▸ **Your instructions**
How many lines in this material include the string "védi"? Answer with the number and nothing further.

──────── Provided information

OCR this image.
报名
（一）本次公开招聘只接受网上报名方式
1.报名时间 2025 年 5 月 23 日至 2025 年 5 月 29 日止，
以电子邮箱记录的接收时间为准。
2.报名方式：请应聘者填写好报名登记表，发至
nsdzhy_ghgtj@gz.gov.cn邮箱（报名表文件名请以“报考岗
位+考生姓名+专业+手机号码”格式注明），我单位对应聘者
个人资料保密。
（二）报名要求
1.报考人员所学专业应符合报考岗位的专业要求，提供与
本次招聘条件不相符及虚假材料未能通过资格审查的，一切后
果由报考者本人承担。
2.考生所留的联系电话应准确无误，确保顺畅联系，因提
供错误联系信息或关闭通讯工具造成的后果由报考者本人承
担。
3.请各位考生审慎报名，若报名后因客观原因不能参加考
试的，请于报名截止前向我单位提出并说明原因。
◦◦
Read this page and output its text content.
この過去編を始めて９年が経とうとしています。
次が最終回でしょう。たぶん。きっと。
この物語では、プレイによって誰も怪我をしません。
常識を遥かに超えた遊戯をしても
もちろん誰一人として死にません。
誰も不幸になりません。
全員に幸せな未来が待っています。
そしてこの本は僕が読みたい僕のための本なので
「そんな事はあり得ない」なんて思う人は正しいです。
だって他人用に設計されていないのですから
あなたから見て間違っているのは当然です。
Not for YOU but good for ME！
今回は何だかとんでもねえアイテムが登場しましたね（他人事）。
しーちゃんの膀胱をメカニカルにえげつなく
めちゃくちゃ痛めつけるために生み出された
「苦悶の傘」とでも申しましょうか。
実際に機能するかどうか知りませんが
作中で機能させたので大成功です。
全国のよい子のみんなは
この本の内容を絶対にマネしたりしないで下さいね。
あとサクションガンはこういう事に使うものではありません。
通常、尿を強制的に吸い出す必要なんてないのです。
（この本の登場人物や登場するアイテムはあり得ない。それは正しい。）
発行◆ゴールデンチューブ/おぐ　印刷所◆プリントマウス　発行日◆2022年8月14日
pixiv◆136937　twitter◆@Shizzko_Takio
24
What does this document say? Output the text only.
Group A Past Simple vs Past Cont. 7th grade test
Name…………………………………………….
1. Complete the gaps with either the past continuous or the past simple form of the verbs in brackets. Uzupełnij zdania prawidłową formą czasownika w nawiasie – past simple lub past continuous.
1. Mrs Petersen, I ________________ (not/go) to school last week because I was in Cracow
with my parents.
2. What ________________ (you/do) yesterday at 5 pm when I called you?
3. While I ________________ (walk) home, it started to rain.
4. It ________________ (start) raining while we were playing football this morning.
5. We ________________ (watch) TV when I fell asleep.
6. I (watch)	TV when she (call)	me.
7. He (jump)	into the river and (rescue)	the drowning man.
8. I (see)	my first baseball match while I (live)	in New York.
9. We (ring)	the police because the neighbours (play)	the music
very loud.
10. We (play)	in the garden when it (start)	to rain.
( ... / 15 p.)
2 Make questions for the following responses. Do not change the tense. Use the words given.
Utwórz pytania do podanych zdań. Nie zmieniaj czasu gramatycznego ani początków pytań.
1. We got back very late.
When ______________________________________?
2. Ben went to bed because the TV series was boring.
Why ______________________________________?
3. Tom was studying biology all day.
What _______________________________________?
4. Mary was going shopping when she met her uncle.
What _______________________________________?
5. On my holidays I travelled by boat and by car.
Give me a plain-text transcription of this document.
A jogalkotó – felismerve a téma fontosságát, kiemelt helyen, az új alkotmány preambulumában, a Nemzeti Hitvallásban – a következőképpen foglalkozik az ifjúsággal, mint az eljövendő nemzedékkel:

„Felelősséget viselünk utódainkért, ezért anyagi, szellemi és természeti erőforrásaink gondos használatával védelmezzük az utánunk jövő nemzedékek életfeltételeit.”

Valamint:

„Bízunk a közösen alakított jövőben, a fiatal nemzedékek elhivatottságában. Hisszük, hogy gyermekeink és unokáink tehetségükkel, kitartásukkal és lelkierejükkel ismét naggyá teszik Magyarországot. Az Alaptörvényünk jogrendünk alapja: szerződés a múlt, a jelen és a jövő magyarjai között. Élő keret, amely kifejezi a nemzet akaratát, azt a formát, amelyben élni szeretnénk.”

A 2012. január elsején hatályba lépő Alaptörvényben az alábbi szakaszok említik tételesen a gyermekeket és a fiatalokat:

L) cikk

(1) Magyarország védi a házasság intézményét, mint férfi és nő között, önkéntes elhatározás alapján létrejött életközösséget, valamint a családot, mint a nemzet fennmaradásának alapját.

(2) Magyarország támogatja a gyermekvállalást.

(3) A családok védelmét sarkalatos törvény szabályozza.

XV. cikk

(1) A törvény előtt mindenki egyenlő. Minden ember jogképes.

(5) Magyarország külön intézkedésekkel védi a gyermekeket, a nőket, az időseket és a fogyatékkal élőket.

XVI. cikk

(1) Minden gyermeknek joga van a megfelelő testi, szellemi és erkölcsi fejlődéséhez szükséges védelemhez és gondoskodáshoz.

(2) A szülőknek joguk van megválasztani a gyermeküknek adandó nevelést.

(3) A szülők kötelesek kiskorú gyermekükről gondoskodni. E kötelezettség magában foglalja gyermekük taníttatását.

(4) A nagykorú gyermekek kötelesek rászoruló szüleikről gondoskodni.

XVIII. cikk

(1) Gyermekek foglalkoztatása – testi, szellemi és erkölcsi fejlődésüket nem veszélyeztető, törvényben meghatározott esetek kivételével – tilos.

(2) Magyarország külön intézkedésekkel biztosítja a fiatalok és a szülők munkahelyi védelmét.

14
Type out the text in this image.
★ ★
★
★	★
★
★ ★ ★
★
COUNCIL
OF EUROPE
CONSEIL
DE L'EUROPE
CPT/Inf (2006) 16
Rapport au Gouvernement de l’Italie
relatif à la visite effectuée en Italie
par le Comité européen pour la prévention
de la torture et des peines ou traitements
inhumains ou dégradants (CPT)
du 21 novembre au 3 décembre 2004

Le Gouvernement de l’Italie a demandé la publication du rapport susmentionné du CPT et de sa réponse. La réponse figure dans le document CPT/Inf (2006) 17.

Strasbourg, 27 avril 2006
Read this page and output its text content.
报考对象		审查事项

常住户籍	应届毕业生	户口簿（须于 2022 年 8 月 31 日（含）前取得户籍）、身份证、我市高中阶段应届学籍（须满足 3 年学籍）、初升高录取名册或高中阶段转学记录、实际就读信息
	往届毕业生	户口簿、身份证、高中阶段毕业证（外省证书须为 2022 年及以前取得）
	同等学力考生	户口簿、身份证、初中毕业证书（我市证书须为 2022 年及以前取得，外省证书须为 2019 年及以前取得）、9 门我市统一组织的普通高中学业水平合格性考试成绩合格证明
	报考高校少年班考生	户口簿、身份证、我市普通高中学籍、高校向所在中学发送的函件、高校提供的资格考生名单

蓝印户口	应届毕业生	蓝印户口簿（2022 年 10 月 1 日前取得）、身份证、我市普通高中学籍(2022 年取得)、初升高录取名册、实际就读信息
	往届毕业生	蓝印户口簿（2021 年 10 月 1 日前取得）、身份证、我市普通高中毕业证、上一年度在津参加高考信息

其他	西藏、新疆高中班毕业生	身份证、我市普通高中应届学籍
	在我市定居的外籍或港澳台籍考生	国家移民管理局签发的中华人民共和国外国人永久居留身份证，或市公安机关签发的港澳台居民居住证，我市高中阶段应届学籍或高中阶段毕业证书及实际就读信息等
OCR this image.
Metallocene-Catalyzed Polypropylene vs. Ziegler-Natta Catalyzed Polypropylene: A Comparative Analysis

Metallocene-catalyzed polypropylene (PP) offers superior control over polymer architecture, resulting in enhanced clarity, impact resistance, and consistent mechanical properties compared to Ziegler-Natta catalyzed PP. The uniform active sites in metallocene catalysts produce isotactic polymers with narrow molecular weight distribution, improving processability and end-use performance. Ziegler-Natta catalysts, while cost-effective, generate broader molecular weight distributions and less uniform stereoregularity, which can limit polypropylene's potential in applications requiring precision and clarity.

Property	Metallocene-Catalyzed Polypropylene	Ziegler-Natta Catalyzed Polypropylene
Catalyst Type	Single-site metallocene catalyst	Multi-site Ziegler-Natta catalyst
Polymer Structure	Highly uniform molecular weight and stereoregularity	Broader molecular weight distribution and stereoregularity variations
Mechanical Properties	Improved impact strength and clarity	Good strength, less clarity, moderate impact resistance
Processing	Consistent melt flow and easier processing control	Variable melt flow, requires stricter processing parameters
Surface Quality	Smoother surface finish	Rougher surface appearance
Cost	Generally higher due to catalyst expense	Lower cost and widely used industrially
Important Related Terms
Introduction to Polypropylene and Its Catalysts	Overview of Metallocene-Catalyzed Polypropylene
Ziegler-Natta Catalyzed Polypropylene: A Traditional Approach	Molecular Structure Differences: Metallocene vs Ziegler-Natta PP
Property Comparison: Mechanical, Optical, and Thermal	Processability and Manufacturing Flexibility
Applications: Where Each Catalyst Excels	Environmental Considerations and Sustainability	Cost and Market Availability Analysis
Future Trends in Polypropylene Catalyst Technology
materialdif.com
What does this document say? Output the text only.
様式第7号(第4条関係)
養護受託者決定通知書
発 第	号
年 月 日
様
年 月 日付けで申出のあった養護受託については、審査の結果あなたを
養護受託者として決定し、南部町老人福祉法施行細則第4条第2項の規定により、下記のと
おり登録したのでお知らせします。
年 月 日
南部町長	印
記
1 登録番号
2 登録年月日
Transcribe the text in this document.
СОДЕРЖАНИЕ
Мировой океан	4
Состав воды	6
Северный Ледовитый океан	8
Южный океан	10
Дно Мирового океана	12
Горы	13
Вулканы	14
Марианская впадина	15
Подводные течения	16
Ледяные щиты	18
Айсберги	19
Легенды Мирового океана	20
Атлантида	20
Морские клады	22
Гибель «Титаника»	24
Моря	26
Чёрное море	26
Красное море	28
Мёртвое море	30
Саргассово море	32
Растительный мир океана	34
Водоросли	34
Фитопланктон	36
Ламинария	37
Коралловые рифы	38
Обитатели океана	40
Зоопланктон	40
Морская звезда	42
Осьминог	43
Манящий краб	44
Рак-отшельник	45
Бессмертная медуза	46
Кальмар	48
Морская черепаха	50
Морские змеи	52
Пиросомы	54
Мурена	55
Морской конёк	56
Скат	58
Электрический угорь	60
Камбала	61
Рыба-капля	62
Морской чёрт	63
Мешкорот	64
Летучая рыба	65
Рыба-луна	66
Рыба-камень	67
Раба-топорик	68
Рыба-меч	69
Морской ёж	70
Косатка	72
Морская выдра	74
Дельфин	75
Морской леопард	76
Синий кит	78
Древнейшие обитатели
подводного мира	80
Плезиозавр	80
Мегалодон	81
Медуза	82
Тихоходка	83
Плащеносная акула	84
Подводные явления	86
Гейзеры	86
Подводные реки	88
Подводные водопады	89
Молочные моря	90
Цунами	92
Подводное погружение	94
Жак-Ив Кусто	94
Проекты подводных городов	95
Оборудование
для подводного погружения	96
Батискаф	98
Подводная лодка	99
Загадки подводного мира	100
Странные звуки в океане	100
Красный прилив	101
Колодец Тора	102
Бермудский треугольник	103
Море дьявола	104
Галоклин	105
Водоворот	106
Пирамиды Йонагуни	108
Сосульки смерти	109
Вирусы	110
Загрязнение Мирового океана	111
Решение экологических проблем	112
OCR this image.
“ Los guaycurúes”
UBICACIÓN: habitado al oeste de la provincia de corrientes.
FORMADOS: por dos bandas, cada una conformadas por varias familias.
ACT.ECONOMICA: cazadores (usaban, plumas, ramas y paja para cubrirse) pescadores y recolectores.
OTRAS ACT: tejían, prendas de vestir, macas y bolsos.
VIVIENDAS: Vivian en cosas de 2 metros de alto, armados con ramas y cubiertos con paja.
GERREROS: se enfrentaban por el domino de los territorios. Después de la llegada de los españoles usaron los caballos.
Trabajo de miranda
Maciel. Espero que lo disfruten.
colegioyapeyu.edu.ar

────────────────

▸ **Answer below**
2